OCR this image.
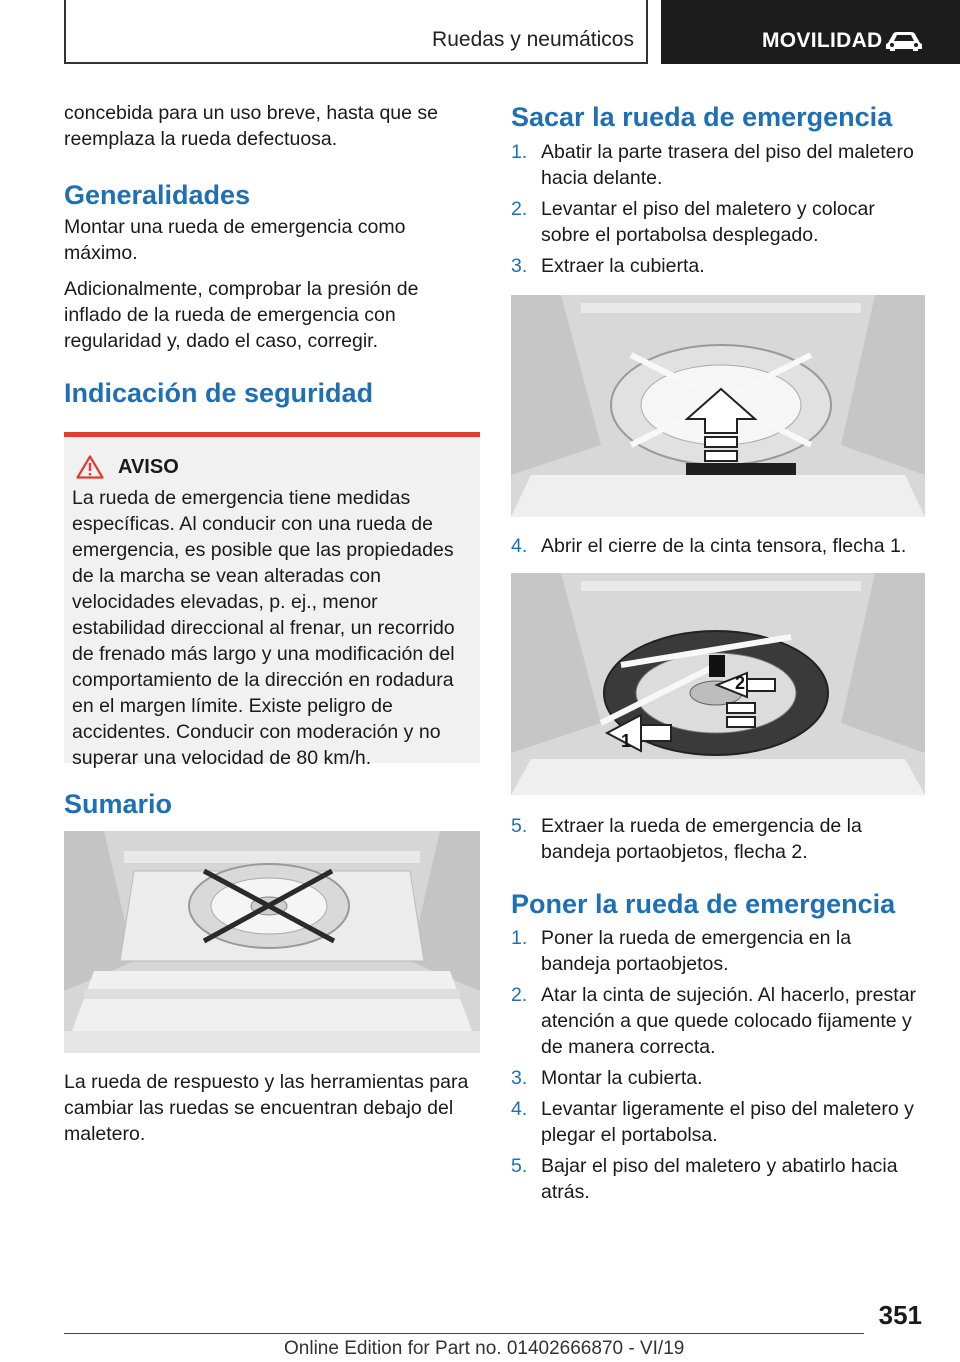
Ruedas y neumáticos	MOVILIDAD

concebida para un uso breve, hasta que se reemplaza la rueda defectuosa.

Generalidades

Montar una rueda de emergencia como máximo.

Adicionalmente, comprobar la presión de inflado de la rueda de emergencia con regularidad y, dado el caso, corregir.

Indicación de seguridad
AVISO

La rueda de emergencia tiene medidas específicas. Al conducir con una rueda de emergencia, es posible que las propiedades de la marcha se vean alteradas con velocidades elevadas, p. ej., menor estabilidad direccional al frenar, un recorrido de frenado más largo y una modificación del comportamiento de la dirección en rodadura en el margen límite. Existe peligro de accidentes. Conducir con moderación y no superar una velocidad de 80 km/h.

Sumario

La rueda de respuesto y las herramientas para cambiar las ruedas se encuentran debajo del maletero.

Sacar la rueda de emergencia
1. Abatir la parte trasera del piso del maletero hacia delante.
2. Levantar el piso del maletero y colocar sobre el portabolsa desplegado.
3. Extraer la cubierta.
4. Abrir el cierre de la cinta tensora, flecha 1.
2
1
5. Extraer la rueda de emergencia de la bandeja portaobjetos, flecha 2.
Poner la rueda de emergencia
1. Poner la rueda de emergencia en la bandeja portaobjetos.
2. Atar la cinta de sujeción. Al hacerlo, prestar atención a que quede colocado fijamente y de manera correcta.
3. Montar la cubierta.
4. Levantar ligeramente el piso del maletero y plegar el portabolsa.
5. Bajar el piso del maletero y abatirlo hacia atrás.
351
Online Edition for Part no. 01402666870 - VI/19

+++++

DESCRIPTION OF THE TASK: Copy out each line exactly, without the pictures.

SOLUTION FOR THIS TASK:
OCR this image.
Ruedas y neumáticos	MOVILIDAD

concebida para un uso breve, hasta que se reemplaza la rueda defectuosa.

Generalidades

Montar una rueda de emergencia como máximo.

Adicionalmente, comprobar la presión de inflado de la rueda de emergencia con regularidad y, dado el caso, corregir.

Indicación de seguridad
AVISO

La rueda de emergencia tiene medidas específicas. Al conducir con una rueda de emergencia, es posible que las propiedades de la marcha se vean alteradas con velocidades elevadas, p. ej., menor estabilidad direccional al frenar, un recorrido de frenado más largo y una modificación del comportamiento de la dirección en rodadura en el margen límite. Existe peligro de accidentes. Conducir con moderación y no superar una velocidad de 80 km/h.

Sumario

La rueda de respuesto y las herramientas para cambiar las ruedas se encuentran debajo del maletero.

Sacar la rueda de emergencia
1. Abatir la parte trasera del piso del maletero hacia delante.
2. Levantar el piso del maletero y colocar sobre el portabolsa desplegado.
3. Extraer la cubierta.
4. Abrir el cierre de la cinta tensora, flecha 1.
2
1
5. Extraer la rueda de emergencia de la bandeja portaobjetos, flecha 2.
Poner la rueda de emergencia
1. Poner la rueda de emergencia en la bandeja portaobjetos.
2. Atar la cinta de sujeción. Al hacerlo, prestar atención a que quede colocado fijamente y de manera correcta.
3. Montar la cubierta.
4. Levantar ligeramente el piso del maletero y plegar el portabolsa.
5. Bajar el piso del maletero y abatirlo hacia atrás.
351
Online Edition for Part no. 01402666870 - VI/19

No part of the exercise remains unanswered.